**OBJECTIVE:**
Word for word, copy all the data and drop the pictures.

**ENTRIES SUPPLIED:**
------------

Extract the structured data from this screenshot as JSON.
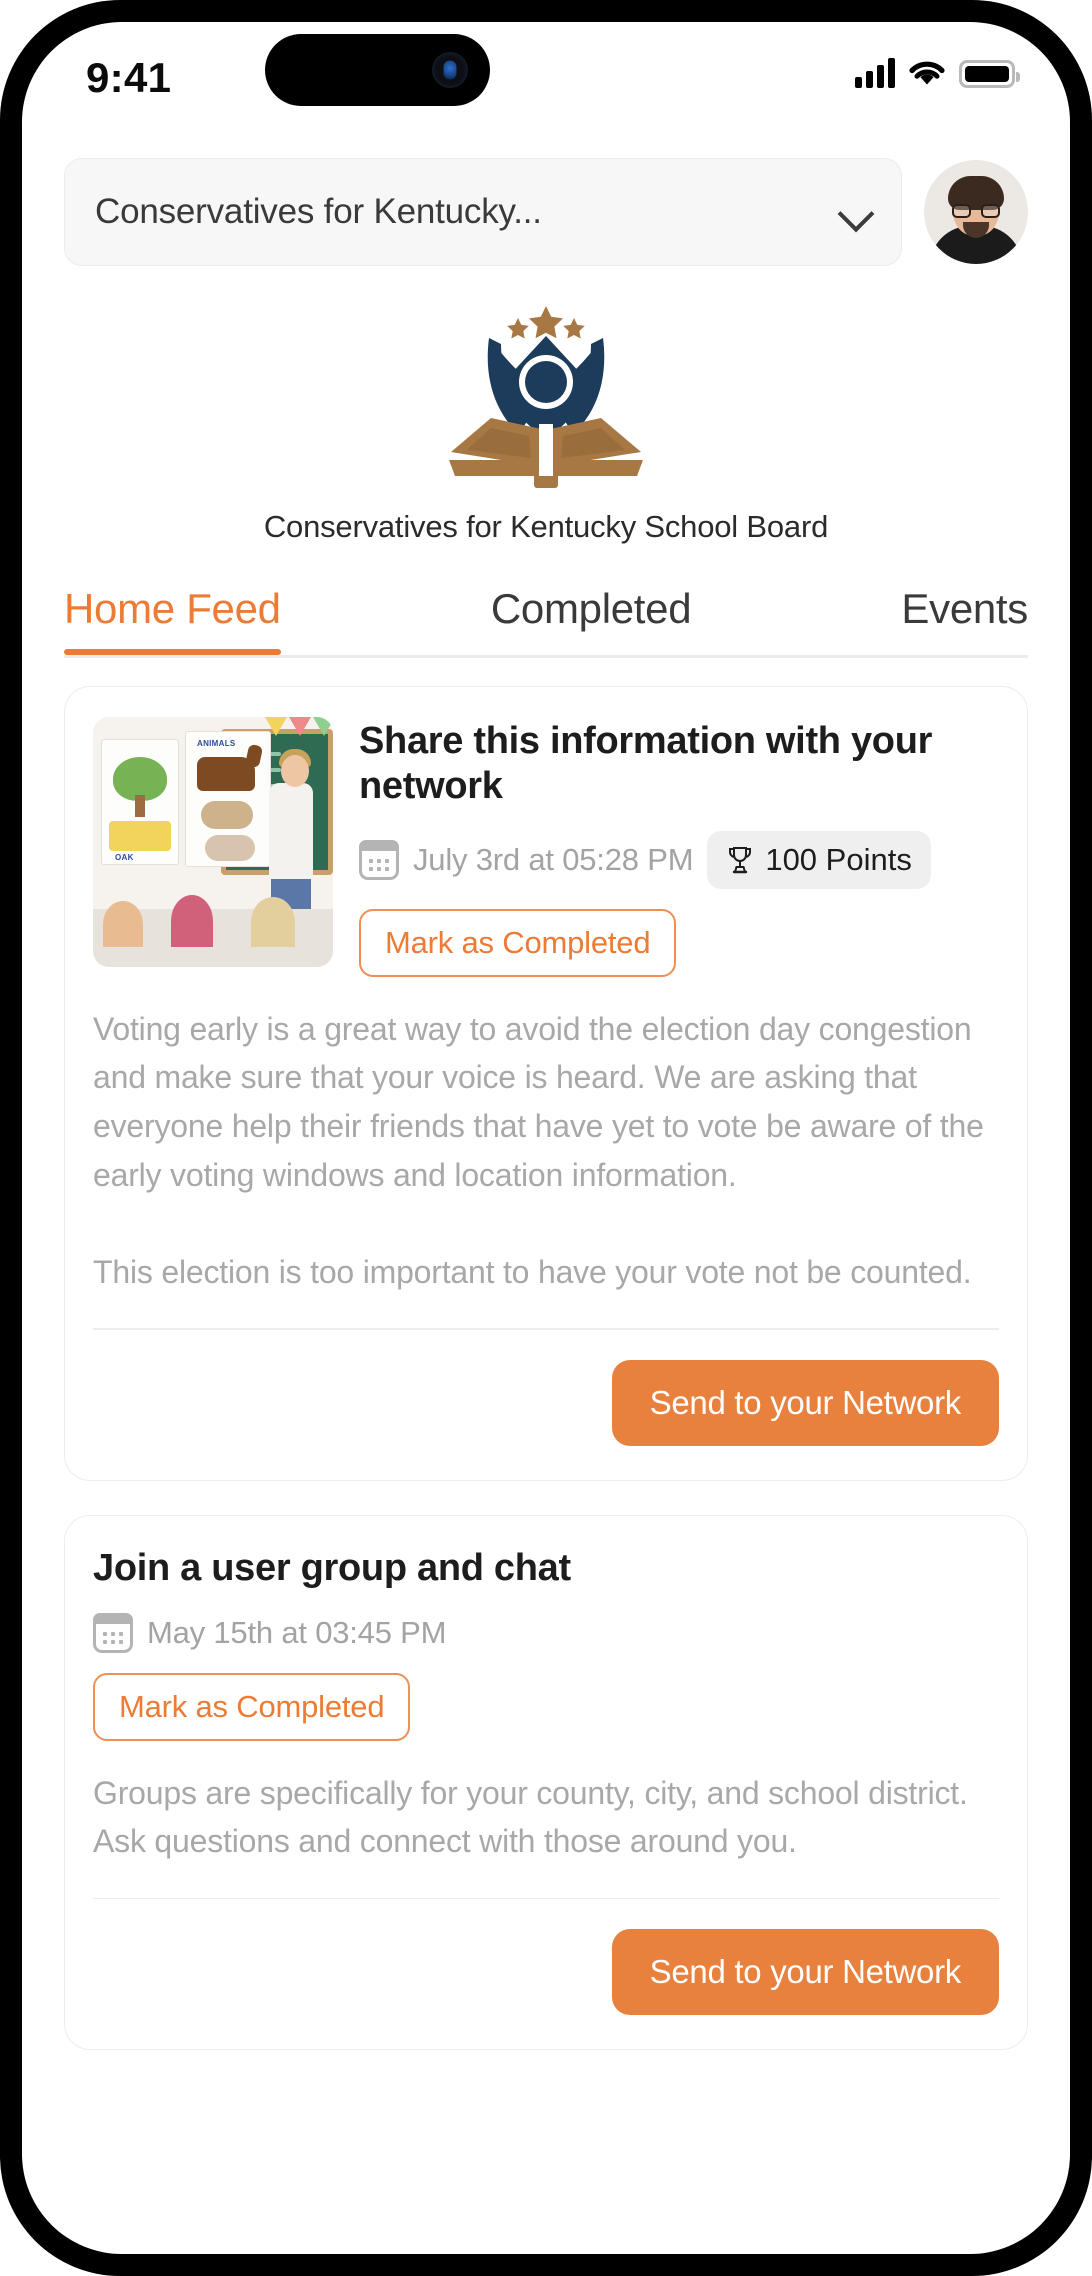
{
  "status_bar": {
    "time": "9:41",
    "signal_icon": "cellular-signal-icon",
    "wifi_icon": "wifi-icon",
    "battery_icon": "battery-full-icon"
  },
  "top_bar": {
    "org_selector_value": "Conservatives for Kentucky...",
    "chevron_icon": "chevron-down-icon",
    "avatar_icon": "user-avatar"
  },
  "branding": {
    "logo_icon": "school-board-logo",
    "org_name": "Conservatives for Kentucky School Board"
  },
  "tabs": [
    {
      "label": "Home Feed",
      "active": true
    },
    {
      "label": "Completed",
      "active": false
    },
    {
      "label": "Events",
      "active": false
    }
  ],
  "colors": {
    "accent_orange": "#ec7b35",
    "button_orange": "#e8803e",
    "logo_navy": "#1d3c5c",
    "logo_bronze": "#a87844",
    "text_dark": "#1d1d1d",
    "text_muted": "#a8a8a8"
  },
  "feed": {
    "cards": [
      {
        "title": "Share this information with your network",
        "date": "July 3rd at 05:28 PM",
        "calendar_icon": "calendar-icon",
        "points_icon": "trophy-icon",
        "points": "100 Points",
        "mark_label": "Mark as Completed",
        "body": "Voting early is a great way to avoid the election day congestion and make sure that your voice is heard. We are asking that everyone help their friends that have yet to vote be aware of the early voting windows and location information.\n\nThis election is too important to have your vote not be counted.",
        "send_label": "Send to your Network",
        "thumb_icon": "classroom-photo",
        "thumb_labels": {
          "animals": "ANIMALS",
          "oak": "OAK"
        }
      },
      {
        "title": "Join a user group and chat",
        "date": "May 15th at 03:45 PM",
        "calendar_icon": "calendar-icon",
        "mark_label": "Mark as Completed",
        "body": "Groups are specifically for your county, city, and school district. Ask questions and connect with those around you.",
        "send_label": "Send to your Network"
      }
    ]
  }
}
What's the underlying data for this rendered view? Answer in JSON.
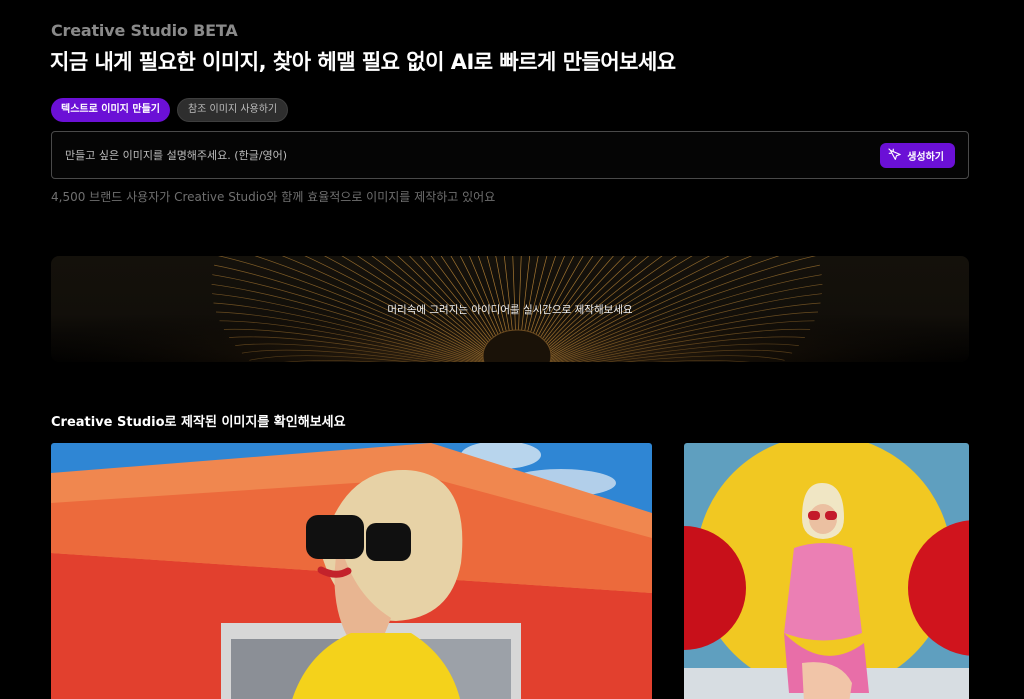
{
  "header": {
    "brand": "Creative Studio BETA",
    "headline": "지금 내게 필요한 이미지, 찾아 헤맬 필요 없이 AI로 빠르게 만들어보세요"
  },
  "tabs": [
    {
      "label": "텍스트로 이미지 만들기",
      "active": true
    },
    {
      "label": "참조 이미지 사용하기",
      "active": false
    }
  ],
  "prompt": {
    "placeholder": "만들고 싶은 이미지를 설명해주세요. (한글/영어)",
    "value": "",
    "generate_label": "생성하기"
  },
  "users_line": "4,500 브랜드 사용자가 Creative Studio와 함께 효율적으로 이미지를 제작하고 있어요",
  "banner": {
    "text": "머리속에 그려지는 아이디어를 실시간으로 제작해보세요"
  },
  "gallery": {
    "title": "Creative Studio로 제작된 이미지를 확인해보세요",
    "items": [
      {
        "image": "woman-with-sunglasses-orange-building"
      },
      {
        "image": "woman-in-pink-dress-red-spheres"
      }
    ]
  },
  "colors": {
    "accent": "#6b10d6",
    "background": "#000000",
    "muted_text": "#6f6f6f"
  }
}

------------

**IN RESPONSE:**
Extract the structured data from this screenshot as JSON.
{
  "status_bar": {
    "time": "9:41",
    "signal_icon": "cellular-signal-icon",
    "wifi_icon": "wifi-icon",
    "battery_icon": "battery-full-icon"
  },
  "top_bar": {
    "org_selector_value": "Conservatives for Kentucky...",
    "chevron_icon": "chevron-down-icon",
    "avatar_icon": "user-avatar"
  },
  "branding": {
    "logo_icon": "school-board-logo",
    "org_name": "Conservatives for Kentucky School Board"
  },
  "tabs": [
    {
      "label": "Home Feed",
      "active": true
    },
    {
      "label": "Completed",
      "active": false
    },
    {
      "label": "Events",
      "active": false
    }
  ],
  "colors": {
    "accent_orange": "#ec7b35",
    "button_orange": "#e8803e",
    "logo_navy": "#1d3c5c",
    "logo_bronze": "#a87844",
    "text_dark": "#1d1d1d",
    "text_muted": "#a8a8a8"
  },
  "feed": {
    "cards": [
      {
        "title": "Share this information with your network",
        "date": "July 3rd at 05:28 PM",
        "calendar_icon": "calendar-icon",
        "points_icon": "trophy-icon",
        "points": "100 Points",
        "mark_label": "Mark as Completed",
        "body": "Voting early is a great way to avoid the election day congestion and make sure that your voice is heard. We are asking that everyone help their friends that have yet to vote be aware of the early voting windows and location information.\n\nThis election is too important to have your vote not be counted.",
        "send_label": "Send to your Network",
        "thumb_icon": "classroom-photo",
        "thumb_labels": {
          "animals": "ANIMALS",
          "oak": "OAK"
        }
      },
      {
        "title": "Join a user group and chat",
        "date": "May 15th at 03:45 PM",
        "calendar_icon": "calendar-icon",
        "mark_label": "Mark as Completed",
        "body": "Groups are specifically for your county, city, and school district. Ask questions and connect with those around you.",
        "send_label": "Send to your Network"
      }
    ]
  }
}
What's the underlying data for this rendered view? Answer in JSON.
{
  "header": {
    "brand": "Creative Studio BETA",
    "headline": "지금 내게 필요한 이미지, 찾아 헤맬 필요 없이 AI로 빠르게 만들어보세요"
  },
  "tabs": [
    {
      "label": "텍스트로 이미지 만들기",
      "active": true
    },
    {
      "label": "참조 이미지 사용하기",
      "active": false
    }
  ],
  "prompt": {
    "placeholder": "만들고 싶은 이미지를 설명해주세요. (한글/영어)",
    "value": "",
    "generate_label": "생성하기"
  },
  "users_line": "4,500 브랜드 사용자가 Creative Studio와 함께 효율적으로 이미지를 제작하고 있어요",
  "banner": {
    "text": "머리속에 그려지는 아이디어를 실시간으로 제작해보세요"
  },
  "gallery": {
    "title": "Creative Studio로 제작된 이미지를 확인해보세요",
    "items": [
      {
        "image": "woman-with-sunglasses-orange-building"
      },
      {
        "image": "woman-in-pink-dress-red-spheres"
      }
    ]
  },
  "colors": {
    "accent": "#6b10d6",
    "background": "#000000",
    "muted_text": "#6f6f6f"
  }
}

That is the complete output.